Can you print the material below line for line, with nothing changed?

-- start --

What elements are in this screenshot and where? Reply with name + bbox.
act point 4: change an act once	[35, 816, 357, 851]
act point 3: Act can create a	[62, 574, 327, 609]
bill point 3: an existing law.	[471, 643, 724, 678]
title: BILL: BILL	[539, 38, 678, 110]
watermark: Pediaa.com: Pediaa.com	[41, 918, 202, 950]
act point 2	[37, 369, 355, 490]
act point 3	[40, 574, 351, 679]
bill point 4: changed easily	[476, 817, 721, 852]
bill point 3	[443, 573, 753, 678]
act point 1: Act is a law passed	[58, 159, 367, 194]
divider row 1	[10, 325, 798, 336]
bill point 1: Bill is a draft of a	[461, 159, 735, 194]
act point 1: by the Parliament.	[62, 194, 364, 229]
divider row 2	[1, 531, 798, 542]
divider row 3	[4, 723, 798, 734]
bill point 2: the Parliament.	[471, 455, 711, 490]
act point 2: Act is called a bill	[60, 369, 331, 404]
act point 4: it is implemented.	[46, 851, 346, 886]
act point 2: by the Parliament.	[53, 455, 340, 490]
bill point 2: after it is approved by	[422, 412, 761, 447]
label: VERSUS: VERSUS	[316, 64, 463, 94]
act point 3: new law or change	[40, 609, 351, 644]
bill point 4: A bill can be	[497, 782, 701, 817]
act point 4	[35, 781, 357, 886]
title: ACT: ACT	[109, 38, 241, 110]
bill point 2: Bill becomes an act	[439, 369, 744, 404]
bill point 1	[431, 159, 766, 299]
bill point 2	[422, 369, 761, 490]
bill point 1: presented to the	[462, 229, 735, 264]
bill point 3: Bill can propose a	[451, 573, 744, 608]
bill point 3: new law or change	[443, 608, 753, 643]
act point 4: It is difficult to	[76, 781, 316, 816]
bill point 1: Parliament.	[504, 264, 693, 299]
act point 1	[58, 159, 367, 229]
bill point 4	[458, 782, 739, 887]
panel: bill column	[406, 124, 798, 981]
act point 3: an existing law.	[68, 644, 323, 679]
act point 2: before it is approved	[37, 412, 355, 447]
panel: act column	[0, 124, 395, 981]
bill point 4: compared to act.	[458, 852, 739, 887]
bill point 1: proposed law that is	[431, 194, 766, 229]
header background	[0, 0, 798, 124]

-- end --

Final result:
What elements are in this screenshot and where? Reply with name + bbox.
act point 4: change an act once	[35, 816, 357, 851]
act point 3: Act can create a	[62, 574, 327, 609]
bill point 3: an existing law.	[471, 643, 724, 678]
title: BILL: BILL	[539, 38, 678, 110]
watermark: Pediaa.com: Pediaa.com	[41, 918, 202, 950]
act point 2	[37, 369, 355, 490]
act point 3	[40, 574, 351, 679]
bill point 4: changed easily	[476, 817, 721, 852]
bill point 3	[443, 573, 753, 678]
act point 1: Act is a law passed	[58, 159, 367, 194]
divider row 1	[10, 325, 798, 336]
bill point 1: Bill is a draft of a	[461, 159, 735, 194]
act point 1: by the Parliament.	[62, 194, 364, 229]
divider row 2	[1, 531, 798, 542]
divider row 3	[4, 723, 798, 734]
bill point 2: the Parliament.	[471, 455, 711, 490]
act point 2: Act is called a bill	[60, 369, 331, 404]
act point 4: it is implemented.	[46, 851, 346, 886]
act point 2: by the Parliament.	[53, 455, 340, 490]
bill point 2: after it is approved by	[422, 412, 761, 447]
label: VERSUS: VERSUS	[316, 64, 463, 94]
act point 3: new law or change	[40, 609, 351, 644]
bill point 4: A bill can be	[497, 782, 701, 817]
act point 4	[35, 781, 357, 886]
title: ACT: ACT	[109, 38, 241, 110]
bill point 2: Bill becomes an act	[439, 369, 744, 404]
bill point 1	[431, 159, 766, 299]
bill point 2	[422, 369, 761, 490]
bill point 1: presented to the	[462, 229, 735, 264]
bill point 3: Bill can propose a	[451, 573, 744, 608]
bill point 3: new law or change	[443, 608, 753, 643]
act point 4: It is difficult to	[76, 781, 316, 816]
bill point 1: Parliament.	[504, 264, 693, 299]
act point 1	[58, 159, 367, 229]
bill point 4	[458, 782, 739, 887]
panel: bill column	[406, 124, 798, 981]
act point 3: an existing law.	[68, 644, 323, 679]
act point 2: before it is approved	[37, 412, 355, 447]
panel: act column	[0, 124, 395, 981]
bill point 4: compared to act.	[458, 852, 739, 887]
bill point 1: proposed law that is	[431, 194, 766, 229]
header background	[0, 0, 798, 124]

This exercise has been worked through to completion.